___ Input data
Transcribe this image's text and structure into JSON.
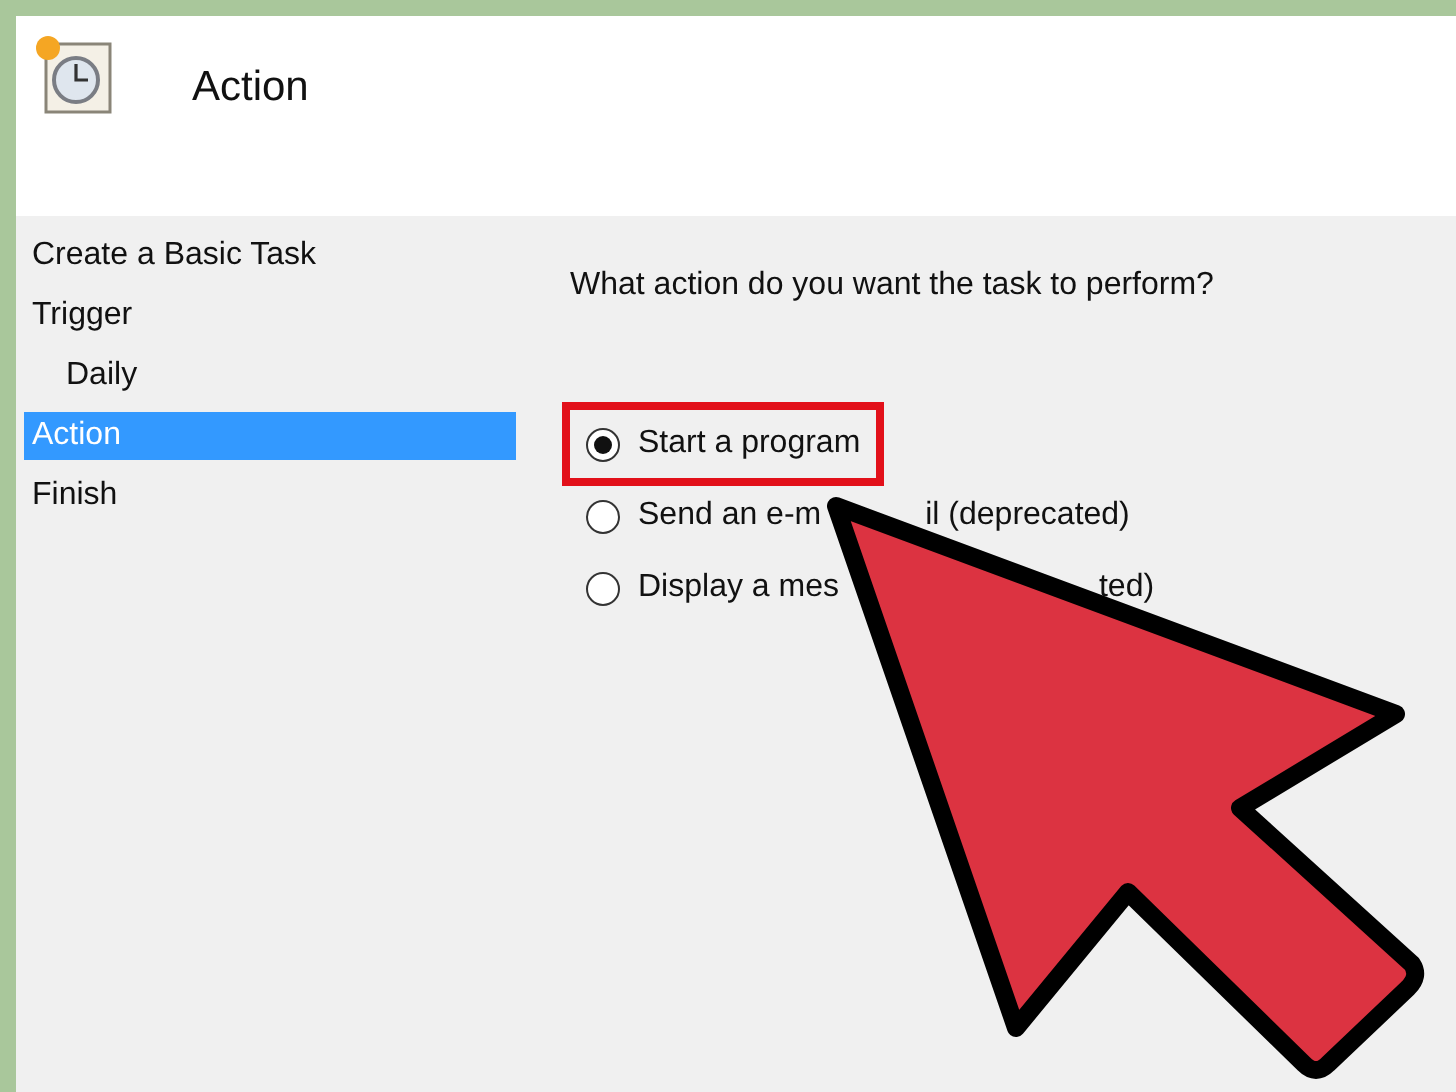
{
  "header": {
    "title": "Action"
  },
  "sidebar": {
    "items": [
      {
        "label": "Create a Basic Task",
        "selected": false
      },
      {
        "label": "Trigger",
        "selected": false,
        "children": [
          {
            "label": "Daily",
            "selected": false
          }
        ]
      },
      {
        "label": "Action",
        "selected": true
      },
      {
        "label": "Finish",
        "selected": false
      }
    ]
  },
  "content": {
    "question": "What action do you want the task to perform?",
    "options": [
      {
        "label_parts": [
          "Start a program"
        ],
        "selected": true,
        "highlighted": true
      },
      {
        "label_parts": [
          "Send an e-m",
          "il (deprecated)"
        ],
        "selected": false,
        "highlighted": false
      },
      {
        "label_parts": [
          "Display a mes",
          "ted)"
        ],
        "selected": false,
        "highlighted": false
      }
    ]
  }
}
______
___ Input data
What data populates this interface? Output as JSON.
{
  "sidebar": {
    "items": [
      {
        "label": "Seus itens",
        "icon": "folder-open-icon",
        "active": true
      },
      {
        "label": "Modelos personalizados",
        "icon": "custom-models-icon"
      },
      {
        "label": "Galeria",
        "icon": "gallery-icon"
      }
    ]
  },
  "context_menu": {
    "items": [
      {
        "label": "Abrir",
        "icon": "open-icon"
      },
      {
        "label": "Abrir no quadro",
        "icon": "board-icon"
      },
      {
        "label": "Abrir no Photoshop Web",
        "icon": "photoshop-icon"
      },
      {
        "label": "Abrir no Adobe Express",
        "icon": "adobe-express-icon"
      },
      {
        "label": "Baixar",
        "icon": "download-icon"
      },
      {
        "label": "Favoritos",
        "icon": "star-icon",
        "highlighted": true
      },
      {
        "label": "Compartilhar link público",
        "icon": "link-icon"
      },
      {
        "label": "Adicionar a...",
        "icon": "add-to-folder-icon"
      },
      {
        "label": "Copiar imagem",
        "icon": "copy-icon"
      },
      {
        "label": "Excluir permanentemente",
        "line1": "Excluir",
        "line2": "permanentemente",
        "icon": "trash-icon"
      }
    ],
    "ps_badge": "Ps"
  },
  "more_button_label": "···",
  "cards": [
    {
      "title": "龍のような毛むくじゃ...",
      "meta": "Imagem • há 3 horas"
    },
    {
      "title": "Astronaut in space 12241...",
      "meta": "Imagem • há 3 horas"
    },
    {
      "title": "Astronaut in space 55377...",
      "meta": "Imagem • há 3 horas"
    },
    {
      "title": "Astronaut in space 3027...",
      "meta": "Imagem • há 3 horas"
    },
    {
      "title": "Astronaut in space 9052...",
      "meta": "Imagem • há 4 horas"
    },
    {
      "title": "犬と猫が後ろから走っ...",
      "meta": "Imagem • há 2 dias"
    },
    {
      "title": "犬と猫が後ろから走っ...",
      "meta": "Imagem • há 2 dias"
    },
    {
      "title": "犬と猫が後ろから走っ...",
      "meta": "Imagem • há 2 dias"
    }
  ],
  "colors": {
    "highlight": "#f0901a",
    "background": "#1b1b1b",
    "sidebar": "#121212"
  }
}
______
* [Written exercise]:
Copy out each line of the data containing the string "link".

* [Result of the task]:
        "label": "Compartilhar link público",
        "icon": "link-icon"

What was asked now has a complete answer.